— Start INPUT MATERIAL —

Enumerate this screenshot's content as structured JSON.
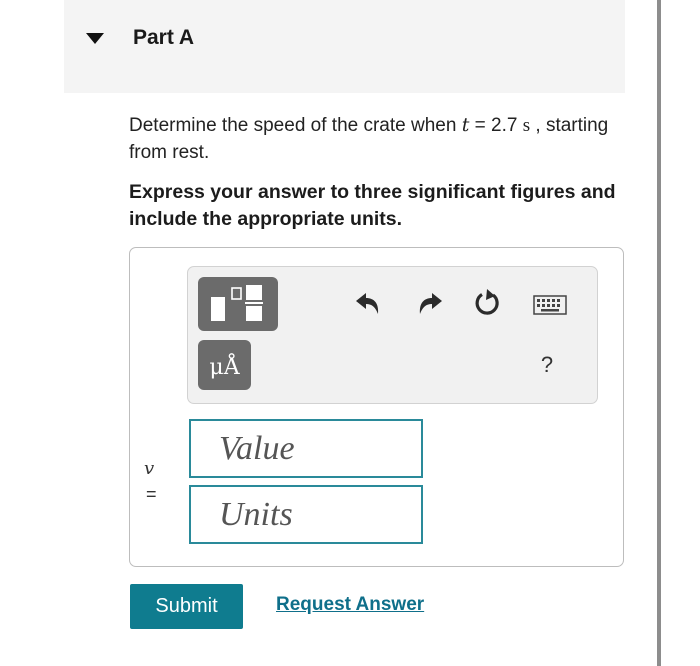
{
  "part": {
    "title": "Part A"
  },
  "question": {
    "text_before": "Determine the speed of the crate when ",
    "variable": "t",
    "equals": " = 2.7 ",
    "unit": "s",
    "text_after": " , starting from rest."
  },
  "instruction": "Express your answer to three significant figures and include the appropriate units.",
  "toolbar": {
    "templates_icon": "templates-icon",
    "units_label": "μÅ",
    "undo_icon": "undo-arrow-icon",
    "redo_icon": "redo-arrow-icon",
    "reset_icon": "reset-circular-arrow-icon",
    "keyboard_icon": "keyboard-icon",
    "help_label": "?"
  },
  "answer": {
    "variable": "v",
    "equals": "=",
    "value_placeholder": "Value",
    "units_placeholder": "Units"
  },
  "actions": {
    "submit_label": "Submit",
    "request_answer_label": "Request Answer"
  },
  "colors": {
    "accent": "#0f7c8f",
    "field_border": "#2a8a9a",
    "link": "#0f6f8a",
    "tool_button": "#6b6b6b"
  }
}
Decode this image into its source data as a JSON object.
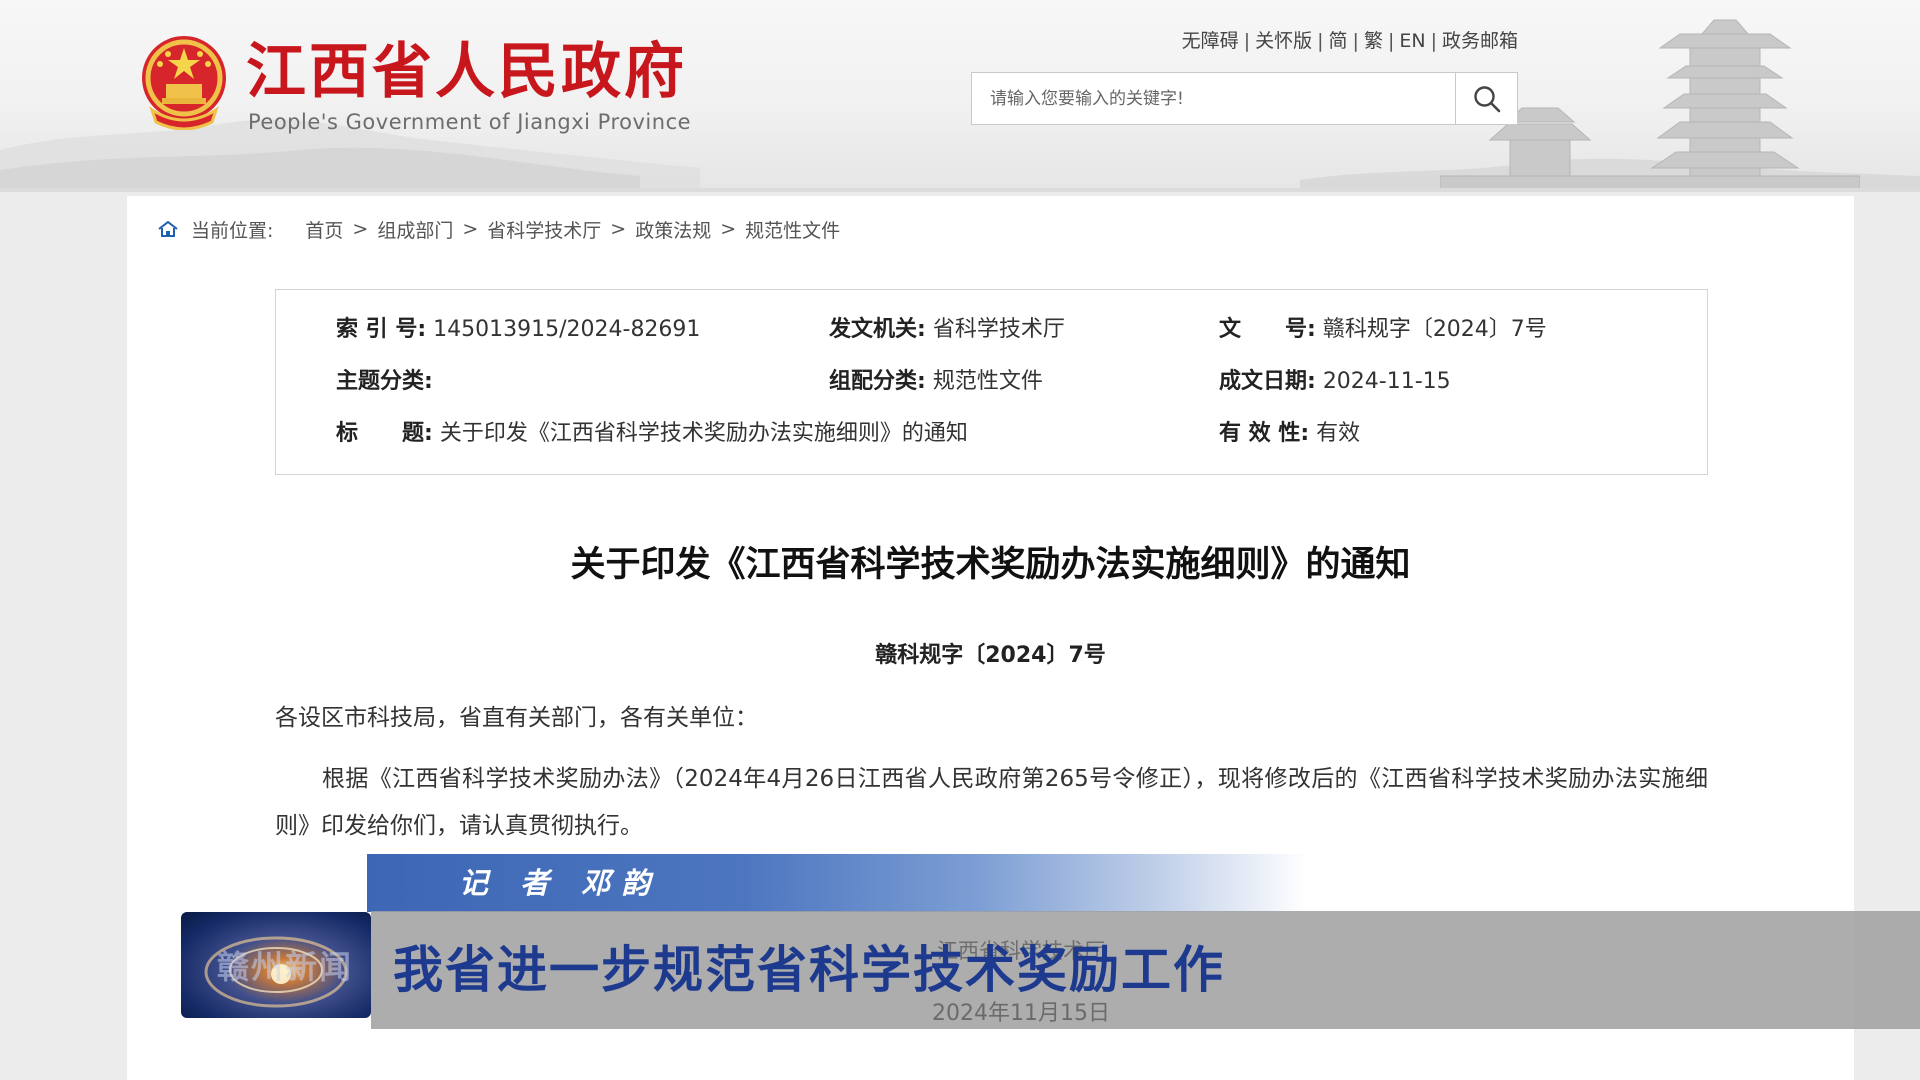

— End INPUT MATERIAL —

• [WHAT THIS TASK INVOLVES]: Reproduce the whole listing above word for word, but not its pictures.

• [WRITTEN SOLUTION]:
Enumerate this screenshot's content as structured JSON.
{
  "part": {
    "title": "Part A"
  },
  "question": {
    "text_before": "Determine the speed of the crate when ",
    "variable": "t",
    "equals": " = 2.7 ",
    "unit": "s",
    "text_after": " , starting from rest."
  },
  "instruction": "Express your answer to three significant figures and include the appropriate units.",
  "toolbar": {
    "templates_icon": "templates-icon",
    "units_label": "μÅ",
    "undo_icon": "undo-arrow-icon",
    "redo_icon": "redo-arrow-icon",
    "reset_icon": "reset-circular-arrow-icon",
    "keyboard_icon": "keyboard-icon",
    "help_label": "?"
  },
  "answer": {
    "variable": "v",
    "equals": "=",
    "value_placeholder": "Value",
    "units_placeholder": "Units"
  },
  "actions": {
    "submit_label": "Submit",
    "request_answer_label": "Request Answer"
  },
  "colors": {
    "accent": "#0f7c8f",
    "field_border": "#2a8a9a",
    "link": "#0f6f8a",
    "tool_button": "#6b6b6b"
  }
}
Decode this image into its source data as a JSON object.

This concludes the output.